Extracted records ->
>> start

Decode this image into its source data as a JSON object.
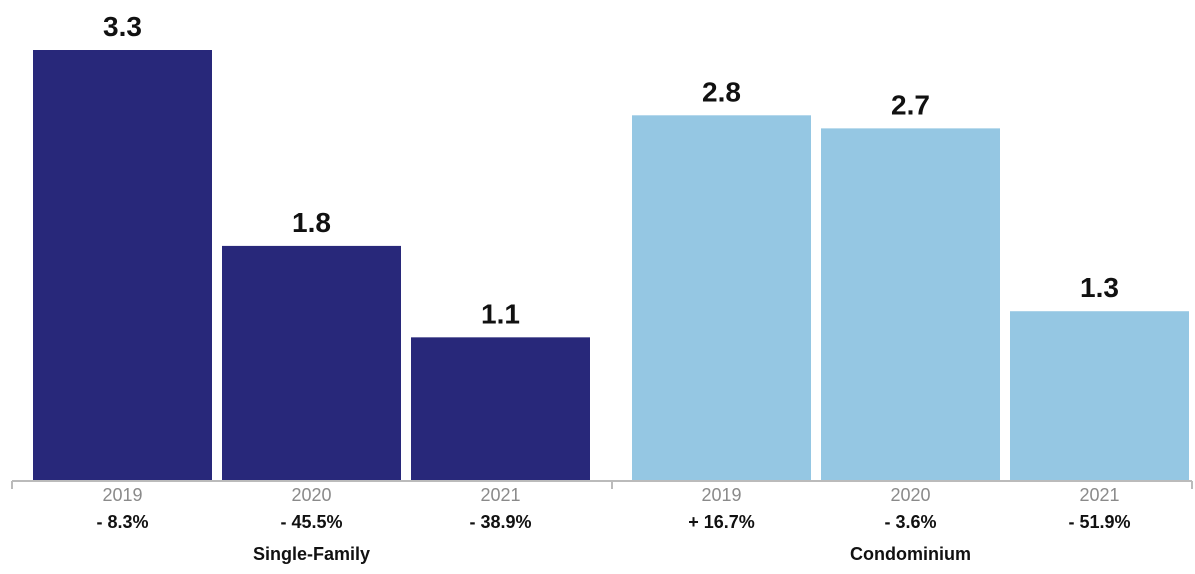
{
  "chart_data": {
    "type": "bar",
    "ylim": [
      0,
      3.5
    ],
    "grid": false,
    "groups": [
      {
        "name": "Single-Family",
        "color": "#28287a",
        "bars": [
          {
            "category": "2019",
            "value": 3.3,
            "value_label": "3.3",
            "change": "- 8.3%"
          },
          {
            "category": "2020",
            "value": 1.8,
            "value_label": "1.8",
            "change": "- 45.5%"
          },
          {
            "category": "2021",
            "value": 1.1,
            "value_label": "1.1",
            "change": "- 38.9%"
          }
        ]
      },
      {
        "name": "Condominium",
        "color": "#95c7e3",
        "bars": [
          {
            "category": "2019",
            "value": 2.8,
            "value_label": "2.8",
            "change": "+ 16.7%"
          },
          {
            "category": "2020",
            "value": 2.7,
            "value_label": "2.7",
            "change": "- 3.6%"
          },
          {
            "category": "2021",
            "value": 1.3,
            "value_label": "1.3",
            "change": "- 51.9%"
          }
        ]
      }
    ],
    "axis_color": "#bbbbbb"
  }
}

>> end

Give an exact copy of the material, leaving out every picture.

Decode this image into its source data as a JSON object.
{
  "chart_data": {
    "type": "bar",
    "ylim": [
      0,
      3.5
    ],
    "grid": false,
    "groups": [
      {
        "name": "Single-Family",
        "color": "#28287a",
        "bars": [
          {
            "category": "2019",
            "value": 3.3,
            "value_label": "3.3",
            "change": "- 8.3%"
          },
          {
            "category": "2020",
            "value": 1.8,
            "value_label": "1.8",
            "change": "- 45.5%"
          },
          {
            "category": "2021",
            "value": 1.1,
            "value_label": "1.1",
            "change": "- 38.9%"
          }
        ]
      },
      {
        "name": "Condominium",
        "color": "#95c7e3",
        "bars": [
          {
            "category": "2019",
            "value": 2.8,
            "value_label": "2.8",
            "change": "+ 16.7%"
          },
          {
            "category": "2020",
            "value": 2.7,
            "value_label": "2.7",
            "change": "- 3.6%"
          },
          {
            "category": "2021",
            "value": 1.3,
            "value_label": "1.3",
            "change": "- 51.9%"
          }
        ]
      }
    ],
    "axis_color": "#bbbbbb"
  }
}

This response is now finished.